[WHAT YOU WILL DO]
Copy each line of the entries beneath that contains the word "title".

(Dataset listings of figures)
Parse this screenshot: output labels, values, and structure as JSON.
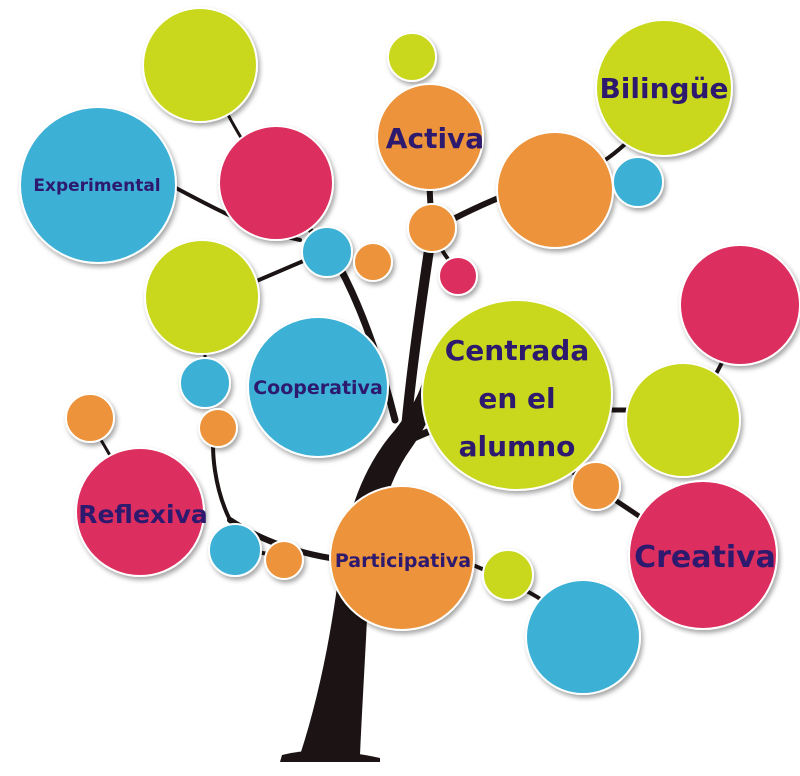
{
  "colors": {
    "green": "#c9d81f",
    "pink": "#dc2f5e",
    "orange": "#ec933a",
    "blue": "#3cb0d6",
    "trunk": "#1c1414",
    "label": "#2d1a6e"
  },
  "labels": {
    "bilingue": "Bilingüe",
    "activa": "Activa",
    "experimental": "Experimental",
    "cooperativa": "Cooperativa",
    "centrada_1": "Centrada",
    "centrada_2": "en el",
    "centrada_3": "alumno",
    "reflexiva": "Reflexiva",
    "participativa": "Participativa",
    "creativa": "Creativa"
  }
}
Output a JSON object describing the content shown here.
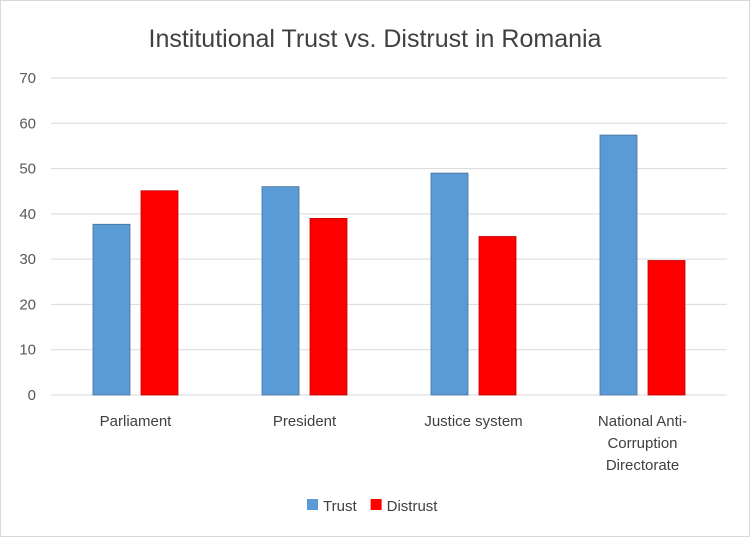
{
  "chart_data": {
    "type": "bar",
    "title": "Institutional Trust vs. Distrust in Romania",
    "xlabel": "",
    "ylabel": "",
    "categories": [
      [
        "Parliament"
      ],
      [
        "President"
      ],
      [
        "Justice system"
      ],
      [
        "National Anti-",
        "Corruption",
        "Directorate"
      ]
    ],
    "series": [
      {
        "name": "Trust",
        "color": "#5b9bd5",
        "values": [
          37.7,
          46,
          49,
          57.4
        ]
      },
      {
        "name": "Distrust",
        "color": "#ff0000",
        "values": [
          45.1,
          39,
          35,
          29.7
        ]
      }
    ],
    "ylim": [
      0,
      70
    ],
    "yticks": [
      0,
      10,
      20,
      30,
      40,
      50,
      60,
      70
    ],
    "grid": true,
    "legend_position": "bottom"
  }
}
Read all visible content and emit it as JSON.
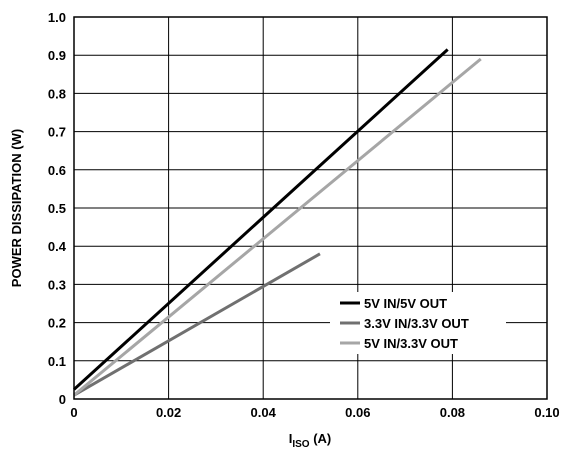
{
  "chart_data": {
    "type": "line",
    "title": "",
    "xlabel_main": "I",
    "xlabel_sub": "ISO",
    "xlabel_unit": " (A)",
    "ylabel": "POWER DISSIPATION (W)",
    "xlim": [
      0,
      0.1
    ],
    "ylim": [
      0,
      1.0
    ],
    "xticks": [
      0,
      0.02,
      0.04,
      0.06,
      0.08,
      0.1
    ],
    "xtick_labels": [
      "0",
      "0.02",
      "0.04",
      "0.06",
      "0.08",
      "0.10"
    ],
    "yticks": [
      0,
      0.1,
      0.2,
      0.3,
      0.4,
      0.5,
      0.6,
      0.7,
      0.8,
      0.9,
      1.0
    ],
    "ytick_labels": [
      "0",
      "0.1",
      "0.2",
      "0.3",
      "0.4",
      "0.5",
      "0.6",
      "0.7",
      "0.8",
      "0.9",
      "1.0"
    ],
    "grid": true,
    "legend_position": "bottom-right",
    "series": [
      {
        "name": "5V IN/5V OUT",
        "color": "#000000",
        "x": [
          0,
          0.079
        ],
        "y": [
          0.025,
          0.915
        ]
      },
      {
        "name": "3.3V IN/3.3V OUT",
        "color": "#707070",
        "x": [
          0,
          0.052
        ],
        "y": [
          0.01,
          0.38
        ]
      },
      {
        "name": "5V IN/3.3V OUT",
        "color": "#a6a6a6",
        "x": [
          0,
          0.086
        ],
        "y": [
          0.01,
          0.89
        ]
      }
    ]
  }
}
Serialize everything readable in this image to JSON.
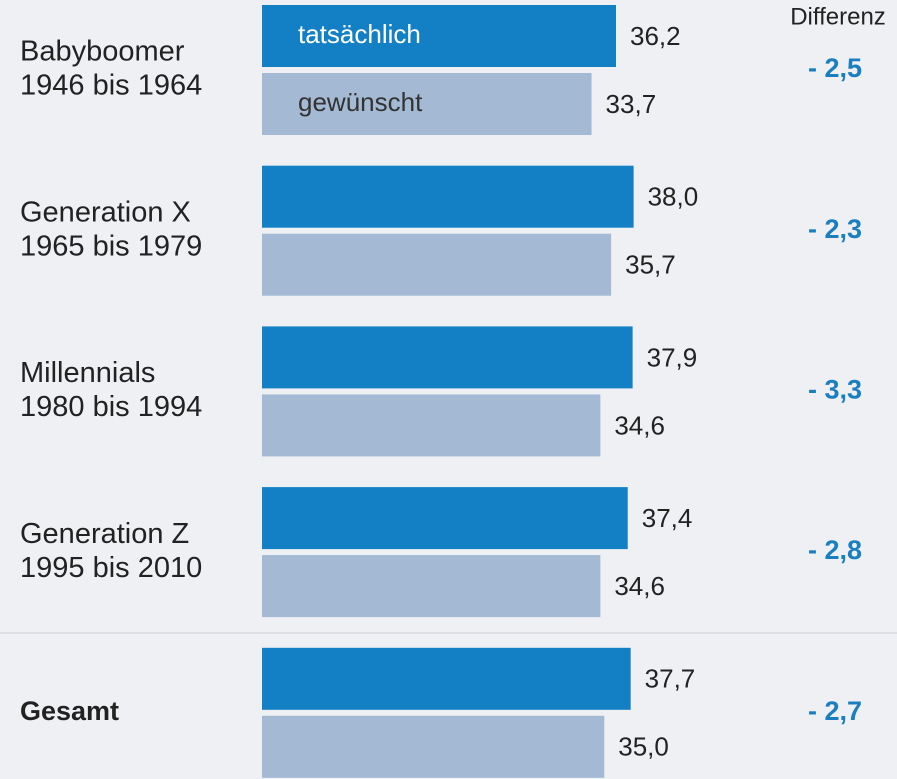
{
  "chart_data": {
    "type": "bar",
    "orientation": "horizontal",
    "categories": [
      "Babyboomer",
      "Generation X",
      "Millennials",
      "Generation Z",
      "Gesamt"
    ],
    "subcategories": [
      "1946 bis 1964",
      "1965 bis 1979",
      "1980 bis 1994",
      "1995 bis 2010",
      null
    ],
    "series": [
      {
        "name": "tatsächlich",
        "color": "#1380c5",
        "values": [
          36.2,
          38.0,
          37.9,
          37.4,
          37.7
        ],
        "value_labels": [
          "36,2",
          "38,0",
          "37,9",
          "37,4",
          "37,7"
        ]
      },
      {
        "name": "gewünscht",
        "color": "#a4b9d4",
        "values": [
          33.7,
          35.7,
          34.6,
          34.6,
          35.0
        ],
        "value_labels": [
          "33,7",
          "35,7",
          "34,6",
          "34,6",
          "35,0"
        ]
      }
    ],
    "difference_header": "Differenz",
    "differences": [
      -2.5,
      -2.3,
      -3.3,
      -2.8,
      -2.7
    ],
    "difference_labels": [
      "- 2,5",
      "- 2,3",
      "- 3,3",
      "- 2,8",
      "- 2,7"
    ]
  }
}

[SOLUTION TO THIS TASK]
    "title": "Institutional Trust vs. Distrust in Romania",
    "title": "",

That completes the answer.